**STATED PROBLEM:** Please pull out every line that includes the string "lifecycle".

**PROVIDED MATERIAL:**
▽
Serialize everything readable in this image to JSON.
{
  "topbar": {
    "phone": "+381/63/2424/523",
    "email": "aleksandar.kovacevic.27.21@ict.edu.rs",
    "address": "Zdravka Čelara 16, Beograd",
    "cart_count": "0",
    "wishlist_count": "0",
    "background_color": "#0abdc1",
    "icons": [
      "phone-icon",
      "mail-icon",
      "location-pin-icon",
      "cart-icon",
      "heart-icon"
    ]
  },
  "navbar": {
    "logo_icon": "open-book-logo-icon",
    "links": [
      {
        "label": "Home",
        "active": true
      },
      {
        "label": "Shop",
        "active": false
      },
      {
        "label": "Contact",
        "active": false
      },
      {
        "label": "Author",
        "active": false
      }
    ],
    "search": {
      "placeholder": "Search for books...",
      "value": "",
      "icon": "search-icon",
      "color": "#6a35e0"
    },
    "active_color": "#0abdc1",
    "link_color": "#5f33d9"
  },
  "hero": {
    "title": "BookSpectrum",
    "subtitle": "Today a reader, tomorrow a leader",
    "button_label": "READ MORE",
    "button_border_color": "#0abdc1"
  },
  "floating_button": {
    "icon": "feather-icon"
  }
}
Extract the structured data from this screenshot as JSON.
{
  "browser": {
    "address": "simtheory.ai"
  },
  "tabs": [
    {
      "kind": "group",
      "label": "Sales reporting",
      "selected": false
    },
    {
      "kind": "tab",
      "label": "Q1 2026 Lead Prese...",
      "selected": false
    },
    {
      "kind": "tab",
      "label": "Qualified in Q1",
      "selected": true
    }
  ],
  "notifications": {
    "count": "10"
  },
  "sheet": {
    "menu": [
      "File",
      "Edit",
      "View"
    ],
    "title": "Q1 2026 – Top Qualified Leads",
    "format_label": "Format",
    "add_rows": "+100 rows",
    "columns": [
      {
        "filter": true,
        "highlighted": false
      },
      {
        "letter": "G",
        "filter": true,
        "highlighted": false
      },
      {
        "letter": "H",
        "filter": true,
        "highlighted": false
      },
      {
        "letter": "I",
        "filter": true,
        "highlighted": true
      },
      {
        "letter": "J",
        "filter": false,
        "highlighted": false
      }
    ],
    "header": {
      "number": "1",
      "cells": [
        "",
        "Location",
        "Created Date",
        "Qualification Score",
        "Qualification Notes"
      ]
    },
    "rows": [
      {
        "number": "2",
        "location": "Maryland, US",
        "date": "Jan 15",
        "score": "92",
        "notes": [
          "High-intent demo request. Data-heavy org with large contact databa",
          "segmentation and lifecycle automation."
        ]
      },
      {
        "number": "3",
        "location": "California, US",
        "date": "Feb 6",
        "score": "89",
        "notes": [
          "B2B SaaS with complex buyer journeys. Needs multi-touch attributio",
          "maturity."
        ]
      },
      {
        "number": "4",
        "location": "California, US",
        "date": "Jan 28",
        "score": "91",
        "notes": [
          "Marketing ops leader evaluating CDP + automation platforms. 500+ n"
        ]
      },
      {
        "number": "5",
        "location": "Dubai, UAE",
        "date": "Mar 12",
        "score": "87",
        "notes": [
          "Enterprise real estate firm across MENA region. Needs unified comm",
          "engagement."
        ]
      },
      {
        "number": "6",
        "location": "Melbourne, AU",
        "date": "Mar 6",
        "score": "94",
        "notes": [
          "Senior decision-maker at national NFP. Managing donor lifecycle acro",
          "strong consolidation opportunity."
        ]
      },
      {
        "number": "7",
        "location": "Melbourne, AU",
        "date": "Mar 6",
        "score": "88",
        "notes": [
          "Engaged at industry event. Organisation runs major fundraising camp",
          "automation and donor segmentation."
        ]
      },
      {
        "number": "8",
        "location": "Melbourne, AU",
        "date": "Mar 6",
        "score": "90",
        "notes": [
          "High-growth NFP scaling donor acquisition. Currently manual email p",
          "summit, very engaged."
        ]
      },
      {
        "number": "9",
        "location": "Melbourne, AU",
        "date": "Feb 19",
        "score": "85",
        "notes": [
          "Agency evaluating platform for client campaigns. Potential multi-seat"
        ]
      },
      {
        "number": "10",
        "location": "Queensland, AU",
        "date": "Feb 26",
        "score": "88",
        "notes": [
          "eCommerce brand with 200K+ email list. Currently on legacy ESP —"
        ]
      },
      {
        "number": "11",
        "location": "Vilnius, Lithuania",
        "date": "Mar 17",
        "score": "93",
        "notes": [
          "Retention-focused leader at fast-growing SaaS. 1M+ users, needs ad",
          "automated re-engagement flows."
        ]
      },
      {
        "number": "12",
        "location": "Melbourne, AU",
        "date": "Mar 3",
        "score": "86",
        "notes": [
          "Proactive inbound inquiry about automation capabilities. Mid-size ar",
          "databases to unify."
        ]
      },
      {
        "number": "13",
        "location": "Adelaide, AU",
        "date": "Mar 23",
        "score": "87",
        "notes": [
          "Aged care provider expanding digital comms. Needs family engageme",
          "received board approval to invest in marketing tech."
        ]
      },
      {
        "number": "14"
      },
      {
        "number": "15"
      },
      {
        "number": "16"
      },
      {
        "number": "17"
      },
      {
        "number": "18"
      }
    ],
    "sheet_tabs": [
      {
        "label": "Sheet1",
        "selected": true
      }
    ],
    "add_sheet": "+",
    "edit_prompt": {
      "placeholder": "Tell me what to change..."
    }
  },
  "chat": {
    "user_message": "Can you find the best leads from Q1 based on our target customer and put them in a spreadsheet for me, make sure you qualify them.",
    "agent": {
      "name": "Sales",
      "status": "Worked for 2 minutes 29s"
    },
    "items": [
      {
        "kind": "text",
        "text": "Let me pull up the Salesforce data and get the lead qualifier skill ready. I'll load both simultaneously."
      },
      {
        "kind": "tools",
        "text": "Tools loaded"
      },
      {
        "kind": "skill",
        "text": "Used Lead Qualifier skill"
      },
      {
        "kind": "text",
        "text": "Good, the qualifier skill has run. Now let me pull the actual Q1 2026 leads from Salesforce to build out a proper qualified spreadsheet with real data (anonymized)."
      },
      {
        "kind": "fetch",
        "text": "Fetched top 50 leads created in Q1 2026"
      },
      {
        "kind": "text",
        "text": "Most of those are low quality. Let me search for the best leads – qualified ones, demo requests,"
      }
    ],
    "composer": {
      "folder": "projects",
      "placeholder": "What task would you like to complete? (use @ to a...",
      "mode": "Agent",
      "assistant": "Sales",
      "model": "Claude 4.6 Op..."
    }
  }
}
△
**RESPONSE FOR THIS EXERCISE:**
          "segmentation and lifecycle automation."
          "Senior decision-maker at national NFP. Managing donor lifecycle acro",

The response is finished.